### WHAT IS EXPECTED
Check each line of the listing below for the string "document", and copy the ones that have it.
__________
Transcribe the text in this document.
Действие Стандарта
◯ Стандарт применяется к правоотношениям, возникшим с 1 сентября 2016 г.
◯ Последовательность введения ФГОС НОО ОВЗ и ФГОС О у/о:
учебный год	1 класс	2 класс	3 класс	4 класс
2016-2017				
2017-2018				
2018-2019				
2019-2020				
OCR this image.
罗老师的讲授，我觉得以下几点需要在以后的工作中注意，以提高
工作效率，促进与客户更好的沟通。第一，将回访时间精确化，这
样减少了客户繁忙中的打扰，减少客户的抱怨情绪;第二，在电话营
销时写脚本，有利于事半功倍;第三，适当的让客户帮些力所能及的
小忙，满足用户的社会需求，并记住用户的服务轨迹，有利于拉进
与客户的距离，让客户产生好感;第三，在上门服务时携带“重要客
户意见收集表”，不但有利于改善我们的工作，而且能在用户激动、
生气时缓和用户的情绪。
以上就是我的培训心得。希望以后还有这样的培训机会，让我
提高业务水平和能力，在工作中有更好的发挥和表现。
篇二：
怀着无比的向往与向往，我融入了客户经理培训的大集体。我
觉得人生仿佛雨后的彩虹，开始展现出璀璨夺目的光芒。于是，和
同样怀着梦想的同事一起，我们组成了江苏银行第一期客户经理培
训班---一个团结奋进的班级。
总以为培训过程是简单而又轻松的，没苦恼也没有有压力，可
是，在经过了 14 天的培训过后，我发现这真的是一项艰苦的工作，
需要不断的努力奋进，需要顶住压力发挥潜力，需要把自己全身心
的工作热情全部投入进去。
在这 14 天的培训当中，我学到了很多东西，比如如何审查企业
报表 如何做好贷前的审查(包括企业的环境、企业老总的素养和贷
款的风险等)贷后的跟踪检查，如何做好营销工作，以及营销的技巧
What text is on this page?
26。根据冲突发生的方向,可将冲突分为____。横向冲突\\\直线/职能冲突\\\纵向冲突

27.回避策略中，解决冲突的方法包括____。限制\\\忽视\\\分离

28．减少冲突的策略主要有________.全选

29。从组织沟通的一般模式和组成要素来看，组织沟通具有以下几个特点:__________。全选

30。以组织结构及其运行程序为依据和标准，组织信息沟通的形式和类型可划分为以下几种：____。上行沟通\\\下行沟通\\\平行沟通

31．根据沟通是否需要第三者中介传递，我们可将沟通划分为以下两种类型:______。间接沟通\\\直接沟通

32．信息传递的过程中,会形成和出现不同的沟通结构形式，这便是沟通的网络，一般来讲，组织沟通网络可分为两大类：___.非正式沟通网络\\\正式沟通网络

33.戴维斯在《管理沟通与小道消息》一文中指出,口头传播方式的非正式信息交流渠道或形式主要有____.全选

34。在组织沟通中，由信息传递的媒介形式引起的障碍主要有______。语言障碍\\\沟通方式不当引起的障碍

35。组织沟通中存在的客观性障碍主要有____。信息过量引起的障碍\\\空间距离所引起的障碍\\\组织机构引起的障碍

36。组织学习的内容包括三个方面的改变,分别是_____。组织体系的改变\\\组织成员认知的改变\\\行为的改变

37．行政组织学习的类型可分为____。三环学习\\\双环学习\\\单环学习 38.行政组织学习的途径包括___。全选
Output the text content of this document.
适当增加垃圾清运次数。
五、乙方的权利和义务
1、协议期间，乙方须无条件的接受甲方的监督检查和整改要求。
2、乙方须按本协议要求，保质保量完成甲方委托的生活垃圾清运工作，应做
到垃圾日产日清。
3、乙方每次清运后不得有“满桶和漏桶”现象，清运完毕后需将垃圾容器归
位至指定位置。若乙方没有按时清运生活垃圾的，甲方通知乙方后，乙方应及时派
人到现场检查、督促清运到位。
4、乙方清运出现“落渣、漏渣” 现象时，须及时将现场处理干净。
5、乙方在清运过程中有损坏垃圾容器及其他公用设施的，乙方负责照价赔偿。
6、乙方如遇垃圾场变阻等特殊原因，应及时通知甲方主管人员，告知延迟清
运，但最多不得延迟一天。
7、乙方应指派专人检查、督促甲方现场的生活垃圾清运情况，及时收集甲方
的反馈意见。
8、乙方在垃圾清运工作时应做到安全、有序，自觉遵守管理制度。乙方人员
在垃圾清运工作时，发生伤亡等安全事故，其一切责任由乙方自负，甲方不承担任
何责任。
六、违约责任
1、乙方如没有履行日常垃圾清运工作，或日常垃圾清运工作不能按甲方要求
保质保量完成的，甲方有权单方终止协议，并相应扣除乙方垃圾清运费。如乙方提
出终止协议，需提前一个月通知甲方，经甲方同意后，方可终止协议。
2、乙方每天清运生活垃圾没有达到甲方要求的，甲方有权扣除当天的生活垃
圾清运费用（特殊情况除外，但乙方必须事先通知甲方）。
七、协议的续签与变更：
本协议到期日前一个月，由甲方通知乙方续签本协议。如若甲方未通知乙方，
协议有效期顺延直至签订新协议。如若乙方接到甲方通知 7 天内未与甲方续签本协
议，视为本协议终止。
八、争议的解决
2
__________
### CORRECT RESPONSE
Transcribe the text in this document.
Output the text content of this document.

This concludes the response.